## RECORDS SHOWN

begin

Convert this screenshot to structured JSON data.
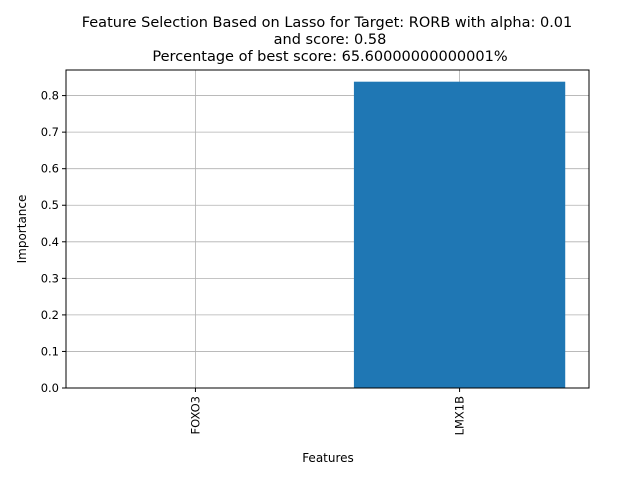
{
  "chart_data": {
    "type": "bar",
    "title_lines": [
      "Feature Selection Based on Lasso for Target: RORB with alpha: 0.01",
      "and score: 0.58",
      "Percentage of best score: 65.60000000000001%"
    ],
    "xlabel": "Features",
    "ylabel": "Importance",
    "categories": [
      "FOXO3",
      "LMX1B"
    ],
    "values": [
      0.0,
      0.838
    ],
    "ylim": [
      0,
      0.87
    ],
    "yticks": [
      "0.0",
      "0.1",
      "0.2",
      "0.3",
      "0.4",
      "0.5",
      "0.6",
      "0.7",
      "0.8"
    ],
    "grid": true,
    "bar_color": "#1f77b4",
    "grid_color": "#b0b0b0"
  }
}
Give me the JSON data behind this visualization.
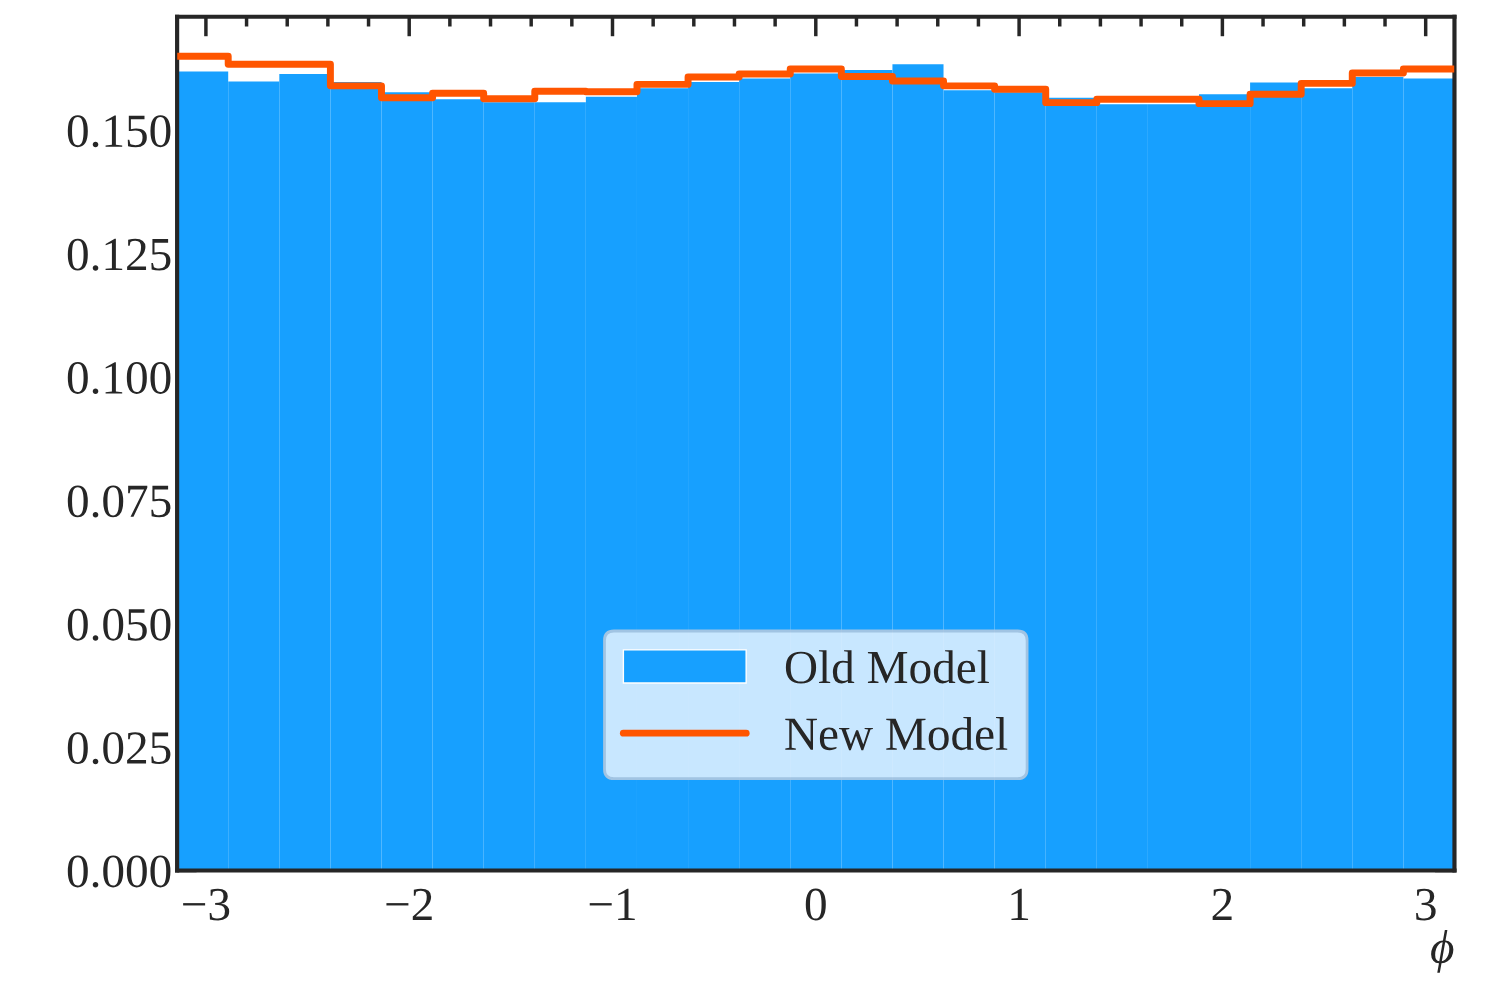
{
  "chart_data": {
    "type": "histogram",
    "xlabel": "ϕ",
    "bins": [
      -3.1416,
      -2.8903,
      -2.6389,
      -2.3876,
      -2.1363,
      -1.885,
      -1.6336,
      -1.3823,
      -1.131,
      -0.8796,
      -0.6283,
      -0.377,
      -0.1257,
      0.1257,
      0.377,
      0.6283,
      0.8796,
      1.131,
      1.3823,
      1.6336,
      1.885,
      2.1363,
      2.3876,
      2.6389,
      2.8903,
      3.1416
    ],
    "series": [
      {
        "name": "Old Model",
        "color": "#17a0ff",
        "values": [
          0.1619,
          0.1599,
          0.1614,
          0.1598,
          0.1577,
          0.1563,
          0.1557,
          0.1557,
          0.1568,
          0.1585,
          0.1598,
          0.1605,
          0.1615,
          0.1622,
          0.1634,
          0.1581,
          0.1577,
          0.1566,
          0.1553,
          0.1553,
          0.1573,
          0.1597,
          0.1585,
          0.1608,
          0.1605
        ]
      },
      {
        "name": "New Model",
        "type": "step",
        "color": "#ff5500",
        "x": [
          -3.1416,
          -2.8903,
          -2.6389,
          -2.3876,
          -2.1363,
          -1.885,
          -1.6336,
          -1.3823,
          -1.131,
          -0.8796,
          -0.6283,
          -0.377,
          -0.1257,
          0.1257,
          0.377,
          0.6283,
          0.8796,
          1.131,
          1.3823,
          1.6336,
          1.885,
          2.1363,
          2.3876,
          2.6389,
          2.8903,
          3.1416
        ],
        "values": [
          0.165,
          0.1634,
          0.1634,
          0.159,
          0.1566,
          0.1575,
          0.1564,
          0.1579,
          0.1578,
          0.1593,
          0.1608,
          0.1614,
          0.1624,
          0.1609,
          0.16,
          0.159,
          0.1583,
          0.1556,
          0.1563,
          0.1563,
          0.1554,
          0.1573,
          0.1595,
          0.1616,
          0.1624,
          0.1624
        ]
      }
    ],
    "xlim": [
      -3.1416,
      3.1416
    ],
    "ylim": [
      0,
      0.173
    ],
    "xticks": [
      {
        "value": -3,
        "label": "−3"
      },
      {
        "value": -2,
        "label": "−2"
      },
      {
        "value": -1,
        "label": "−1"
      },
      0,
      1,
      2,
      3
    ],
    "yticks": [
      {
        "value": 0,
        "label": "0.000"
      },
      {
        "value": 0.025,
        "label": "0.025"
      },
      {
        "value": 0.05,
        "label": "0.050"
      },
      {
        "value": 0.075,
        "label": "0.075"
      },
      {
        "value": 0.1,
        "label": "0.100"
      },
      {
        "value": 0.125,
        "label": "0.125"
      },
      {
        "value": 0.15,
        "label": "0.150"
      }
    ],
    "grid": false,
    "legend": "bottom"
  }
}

end

## YOUR OBJECTIVE
Replicate the material above verbatim; images stay out of the copy.

## PROBLEM SOLUTION
Convert this screenshot to structured JSON data.
{
  "chart_data": {
    "type": "bar",
    "title_lines": [
      "Feature Selection Based on Lasso for Target: RORB with alpha: 0.01",
      "and score: 0.58",
      "Percentage of best score: 65.60000000000001%"
    ],
    "xlabel": "Features",
    "ylabel": "Importance",
    "categories": [
      "FOXO3",
      "LMX1B"
    ],
    "values": [
      0.0,
      0.838
    ],
    "ylim": [
      0,
      0.87
    ],
    "yticks": [
      "0.0",
      "0.1",
      "0.2",
      "0.3",
      "0.4",
      "0.5",
      "0.6",
      "0.7",
      "0.8"
    ],
    "grid": true,
    "bar_color": "#1f77b4",
    "grid_color": "#b0b0b0"
  }
}
Give me the JSON data behind this visualization.
{
  "chart_data": {
    "type": "histogram",
    "xlabel": "ϕ",
    "bins": [
      -3.1416,
      -2.8903,
      -2.6389,
      -2.3876,
      -2.1363,
      -1.885,
      -1.6336,
      -1.3823,
      -1.131,
      -0.8796,
      -0.6283,
      -0.377,
      -0.1257,
      0.1257,
      0.377,
      0.6283,
      0.8796,
      1.131,
      1.3823,
      1.6336,
      1.885,
      2.1363,
      2.3876,
      2.6389,
      2.8903,
      3.1416
    ],
    "series": [
      {
        "name": "Old Model",
        "color": "#17a0ff",
        "values": [
          0.1619,
          0.1599,
          0.1614,
          0.1598,
          0.1577,
          0.1563,
          0.1557,
          0.1557,
          0.1568,
          0.1585,
          0.1598,
          0.1605,
          0.1615,
          0.1622,
          0.1634,
          0.1581,
          0.1577,
          0.1566,
          0.1553,
          0.1553,
          0.1573,
          0.1597,
          0.1585,
          0.1608,
          0.1605
        ]
      },
      {
        "name": "New Model",
        "type": "step",
        "color": "#ff5500",
        "x": [
          -3.1416,
          -2.8903,
          -2.6389,
          -2.3876,
          -2.1363,
          -1.885,
          -1.6336,
          -1.3823,
          -1.131,
          -0.8796,
          -0.6283,
          -0.377,
          -0.1257,
          0.1257,
          0.377,
          0.6283,
          0.8796,
          1.131,
          1.3823,
          1.6336,
          1.885,
          2.1363,
          2.3876,
          2.6389,
          2.8903,
          3.1416
        ],
        "values": [
          0.165,
          0.1634,
          0.1634,
          0.159,
          0.1566,
          0.1575,
          0.1564,
          0.1579,
          0.1578,
          0.1593,
          0.1608,
          0.1614,
          0.1624,
          0.1609,
          0.16,
          0.159,
          0.1583,
          0.1556,
          0.1563,
          0.1563,
          0.1554,
          0.1573,
          0.1595,
          0.1616,
          0.1624,
          0.1624
        ]
      }
    ],
    "xlim": [
      -3.1416,
      3.1416
    ],
    "ylim": [
      0,
      0.173
    ],
    "xticks": [
      {
        "value": -3,
        "label": "−3"
      },
      {
        "value": -2,
        "label": "−2"
      },
      {
        "value": -1,
        "label": "−1"
      },
      0,
      1,
      2,
      3
    ],
    "yticks": [
      {
        "value": 0,
        "label": "0.000"
      },
      {
        "value": 0.025,
        "label": "0.025"
      },
      {
        "value": 0.05,
        "label": "0.050"
      },
      {
        "value": 0.075,
        "label": "0.075"
      },
      {
        "value": 0.1,
        "label": "0.100"
      },
      {
        "value": 0.125,
        "label": "0.125"
      },
      {
        "value": 0.15,
        "label": "0.150"
      }
    ],
    "grid": false,
    "legend": "bottom"
  }
}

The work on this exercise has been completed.